- [Prompt]: Copy each line that contains the string "value".

[Records from a data collection]
------------------------------------------------------------------------

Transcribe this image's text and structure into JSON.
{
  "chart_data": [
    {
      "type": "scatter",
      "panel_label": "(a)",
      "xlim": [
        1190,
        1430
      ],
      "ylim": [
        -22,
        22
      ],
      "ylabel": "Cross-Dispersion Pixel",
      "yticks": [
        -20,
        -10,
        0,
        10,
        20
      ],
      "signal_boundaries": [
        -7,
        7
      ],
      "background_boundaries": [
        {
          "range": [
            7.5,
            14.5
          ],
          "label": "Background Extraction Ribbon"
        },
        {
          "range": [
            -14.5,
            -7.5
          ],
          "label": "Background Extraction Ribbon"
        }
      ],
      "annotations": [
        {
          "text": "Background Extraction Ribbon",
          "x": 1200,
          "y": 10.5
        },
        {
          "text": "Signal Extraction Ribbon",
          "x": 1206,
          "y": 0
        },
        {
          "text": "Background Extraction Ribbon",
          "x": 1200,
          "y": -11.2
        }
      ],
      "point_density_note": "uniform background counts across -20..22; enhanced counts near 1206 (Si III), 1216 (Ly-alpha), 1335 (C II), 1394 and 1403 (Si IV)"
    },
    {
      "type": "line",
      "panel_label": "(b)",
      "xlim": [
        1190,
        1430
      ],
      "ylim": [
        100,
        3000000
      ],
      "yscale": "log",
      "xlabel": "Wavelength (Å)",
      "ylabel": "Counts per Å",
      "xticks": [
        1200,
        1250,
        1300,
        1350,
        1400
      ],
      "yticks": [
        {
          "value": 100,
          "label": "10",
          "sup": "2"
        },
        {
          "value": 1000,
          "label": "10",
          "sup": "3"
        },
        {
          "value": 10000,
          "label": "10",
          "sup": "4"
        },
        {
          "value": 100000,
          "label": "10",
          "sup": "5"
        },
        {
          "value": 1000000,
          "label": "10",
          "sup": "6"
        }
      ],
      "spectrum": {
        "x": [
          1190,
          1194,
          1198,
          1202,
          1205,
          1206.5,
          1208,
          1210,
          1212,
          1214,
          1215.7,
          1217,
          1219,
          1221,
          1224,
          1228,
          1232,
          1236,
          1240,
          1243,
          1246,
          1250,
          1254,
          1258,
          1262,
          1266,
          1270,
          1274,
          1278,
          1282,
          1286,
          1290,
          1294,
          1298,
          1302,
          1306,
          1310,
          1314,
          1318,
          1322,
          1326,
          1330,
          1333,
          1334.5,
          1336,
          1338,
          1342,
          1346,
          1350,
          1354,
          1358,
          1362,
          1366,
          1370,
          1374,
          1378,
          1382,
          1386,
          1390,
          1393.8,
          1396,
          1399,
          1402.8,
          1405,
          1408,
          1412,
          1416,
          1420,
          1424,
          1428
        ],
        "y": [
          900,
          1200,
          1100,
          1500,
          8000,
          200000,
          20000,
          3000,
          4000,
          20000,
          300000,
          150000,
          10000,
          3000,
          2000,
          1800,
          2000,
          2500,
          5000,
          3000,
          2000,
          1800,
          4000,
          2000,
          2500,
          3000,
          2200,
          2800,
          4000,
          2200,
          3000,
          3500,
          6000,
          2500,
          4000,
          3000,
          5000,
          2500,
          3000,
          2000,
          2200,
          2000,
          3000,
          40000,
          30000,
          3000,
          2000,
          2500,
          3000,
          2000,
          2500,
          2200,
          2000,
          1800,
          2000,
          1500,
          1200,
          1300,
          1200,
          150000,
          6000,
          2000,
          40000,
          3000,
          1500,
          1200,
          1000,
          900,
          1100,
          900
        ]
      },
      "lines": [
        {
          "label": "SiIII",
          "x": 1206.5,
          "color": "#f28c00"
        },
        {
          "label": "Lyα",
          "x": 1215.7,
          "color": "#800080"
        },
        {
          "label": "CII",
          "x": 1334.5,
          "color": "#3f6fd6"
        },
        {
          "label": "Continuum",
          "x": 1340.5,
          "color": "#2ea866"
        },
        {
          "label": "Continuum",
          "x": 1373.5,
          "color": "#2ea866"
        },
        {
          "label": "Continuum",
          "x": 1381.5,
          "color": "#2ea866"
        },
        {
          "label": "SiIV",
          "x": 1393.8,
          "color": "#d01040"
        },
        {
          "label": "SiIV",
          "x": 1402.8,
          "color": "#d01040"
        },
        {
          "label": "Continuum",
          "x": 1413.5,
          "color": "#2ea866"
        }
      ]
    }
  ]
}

------------------------------------------------------------------------

- [Exercise solution]:
          "value": 100,
          "value": 1000,
          "value": 10000,
          "value": 100000,
          "value": 1000000,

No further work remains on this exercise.